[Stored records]
------------------------------------
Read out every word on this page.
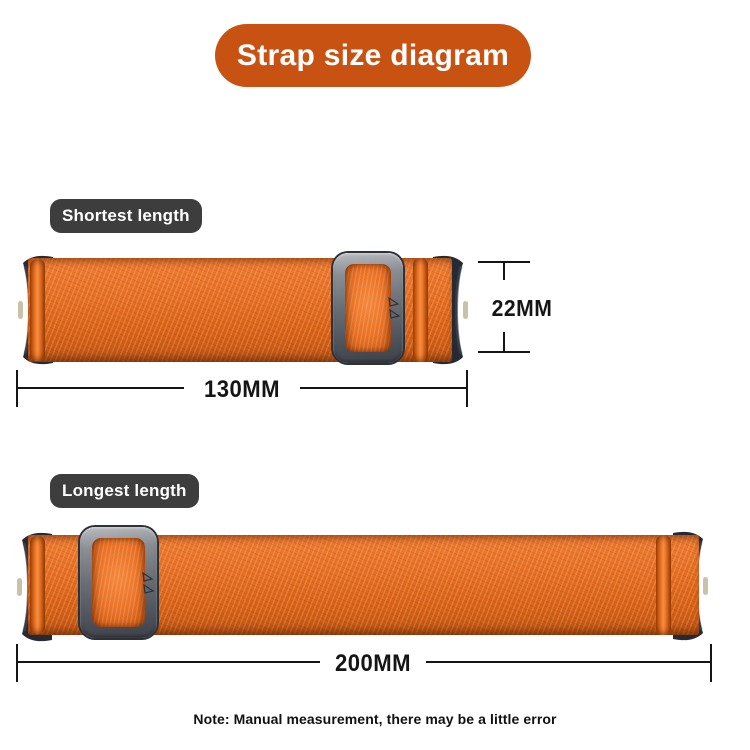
Strap size diagram
Shortest length
22MM
130MM
Longest length
200MM
Note: Manual measurement, there may be a little error
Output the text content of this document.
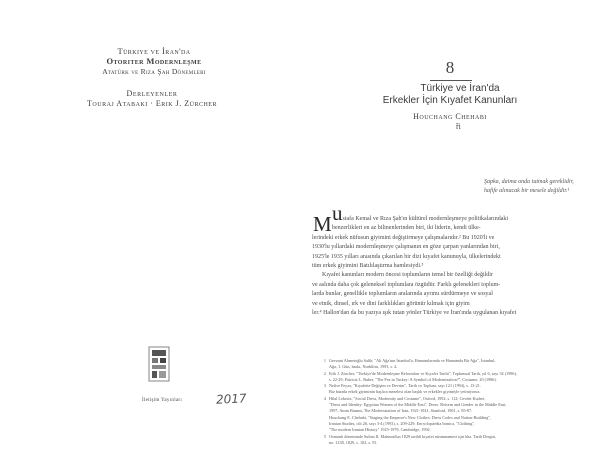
Türkiye ve İran'da
Otoriter Modernleşme
Atatürk ve Rıza Şah Dönemleri
Derleyenler
Touraj Atabaki · Erik J. Zürcher
İletişim Yayınları	2017
8
Türkiye ve İran'da
Erkekler İçin Kıyafet Kanunları
Houchang Chehabi
ři
Şapka, daima onda tutmak gereklidir,
hafife alınacak bir mesele değildir.¹
M ustafa Kemal ve Rıza Şah'ın kültürel modernleşmeye politikalarındaki
benzerlikleri en az bilinenlerinden biri, iki liderin, kendi ülke-
lerindeki erkek nüfusun giyimini değiştirmeye çalışmalarıdır.² Bu 1920'li ve
1930'lu yıllardaki modernleşmeye çalışmanın en göze çarpan yanlarından biri,
1925'le 1935 yılları arasında çıkarılan bir dizi kıyafet kanunuyla, ülkelerindeki
tüm erkek giyimini Batılılaştırma hamlesiydi.³
Kıyafet kanunları modern öncesi toplumların temel bir özelliği değildir
ve aslında daha çok geleneksel toplumlara özgüdür. Farklı gelenekleri toplum-
larda bunlar, genellikle toplumların aralarında ayrımı sürdürmeye ve sosyal
ve etnik, dinsel, ırk ve dini farklılıkları görünür kılmak için giyim
ler.⁴ Hallon'dan da bu yazıya ışık tutan yönler Türkiye ve İran'ında uygulanan kıyafet
1 Gevzani Ahmetoğlu Salih, "Ali Ağa'nın İstanbul'u, Hamamlarında ve Hamamda Bir Ağa", İstanbul,
Ağa, 1. Gün, baskı, Nurbilim, 1993, s. 4.
2 Erik J. Zürcher, "Türkiye'de Modernleşme Reformları ve Kıyafet Tarihi", Toplumsal Tarih, yıl 6, sayı 34 (1996),
s. 22-29; Patricia L. Baker, "The Fez in Turkey: A Symbol of Modernization?", Costume, 20 (1986).
3 Nefise Feyza, "Kıyafette Değişim ve Devrim", Tarih ve Toplum, sayı 121 (1994), s. 13-21.
Biz burada erkek giyiminin başlıca meselesi olan başlık ve erkekler giyimiyle yetiniyoruz.
4 Hilal Lekesiz, "Social Dress, Modernity and Costume", Oxford, 1992, s. 112; Cevdet Kudret,
"Dress and Identity: Egyptian Women of the Middle East", Dress: Reform and Gender in the Middle East,
1997; Amin Banani, The Modernization of Iran, 1921-1941, Stanford, 1961, s. 85-87.
Houchang E. Chehabi, "Staging the Emperor's New Clothes: Dress Codes and Nation-Building",
Iranian Studies, cilt 26, sayı 3-4 (1993), s. 209-229; Encyclopaedia Iranica, "Clothing".
"The modern Iranian History" 1925-1979, Cambridge, 1992.
5 Osmanlı döneminde Sultan II. Mahmud'un 1829 tarihli kıyafet nizamnamesi için bkz. Tarih Dergisi,
no. 1238, 1829, s. 102, s. 55.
------------------------------------
Task directions:
Restate each of the entries above word for word and skip every image.

Exercise answer:
Read out every word on this page.
Strap size diagram
Shortest length
22MM
130MM
Longest length
200MM
Note: Manual measurement, there may be a little error
Output the text content of this document.
Türkiye ve İran'da
Otoriter Modernleşme
Atatürk ve Rıza Şah Dönemleri
Derleyenler
Touraj Atabaki · Erik J. Zürcher
İletişim Yayınları	2017
8
Türkiye ve İran'da
Erkekler İçin Kıyafet Kanunları
Houchang Chehabi
ři
Şapka, daima onda tutmak gereklidir,
hafife alınacak bir mesele değildir.¹
M ustafa Kemal ve Rıza Şah'ın kültürel modernleşmeye politikalarındaki
benzerlikleri en az bilinenlerinden biri, iki liderin, kendi ülke-
lerindeki erkek nüfusun giyimini değiştirmeye çalışmalarıdır.² Bu 1920'li ve
1930'lu yıllardaki modernleşmeye çalışmanın en göze çarpan yanlarından biri,
1925'le 1935 yılları arasında çıkarılan bir dizi kıyafet kanunuyla, ülkelerindeki
tüm erkek giyimini Batılılaştırma hamlesiydi.³
Kıyafet kanunları modern öncesi toplumların temel bir özelliği değildir
ve aslında daha çok geleneksel toplumlara özgüdür. Farklı gelenekleri toplum-
larda bunlar, genellikle toplumların aralarında ayrımı sürdürmeye ve sosyal
ve etnik, dinsel, ırk ve dini farklılıkları görünür kılmak için giyim
ler.⁴ Hallon'dan da bu yazıya ışık tutan yönler Türkiye ve İran'ında uygulanan kıyafet
1 Gevzani Ahmetoğlu Salih, "Ali Ağa'nın İstanbul'u, Hamamlarında ve Hamamda Bir Ağa", İstanbul,
Ağa, 1. Gün, baskı, Nurbilim, 1993, s. 4.
2 Erik J. Zürcher, "Türkiye'de Modernleşme Reformları ve Kıyafet Tarihi", Toplumsal Tarih, yıl 6, sayı 34 (1996),
s. 22-29; Patricia L. Baker, "The Fez in Turkey: A Symbol of Modernization?", Costume, 20 (1986).
3 Nefise Feyza, "Kıyafette Değişim ve Devrim", Tarih ve Toplum, sayı 121 (1994), s. 13-21.
Biz burada erkek giyiminin başlıca meselesi olan başlık ve erkekler giyimiyle yetiniyoruz.
4 Hilal Lekesiz, "Social Dress, Modernity and Costume", Oxford, 1992, s. 112; Cevdet Kudret,
"Dress and Identity: Egyptian Women of the Middle East", Dress: Reform and Gender in the Middle East,
1997; Amin Banani, The Modernization of Iran, 1921-1941, Stanford, 1961, s. 85-87.
Houchang E. Chehabi, "Staging the Emperor's New Clothes: Dress Codes and Nation-Building",
Iranian Studies, cilt 26, sayı 3-4 (1993), s. 209-229; Encyclopaedia Iranica, "Clothing".
"The modern Iranian History" 1925-1979, Cambridge, 1992.
5 Osmanlı döneminde Sultan II. Mahmud'un 1829 tarihli kıyafet nizamnamesi için bkz. Tarih Dergisi,
no. 1238, 1829, s. 102, s. 55.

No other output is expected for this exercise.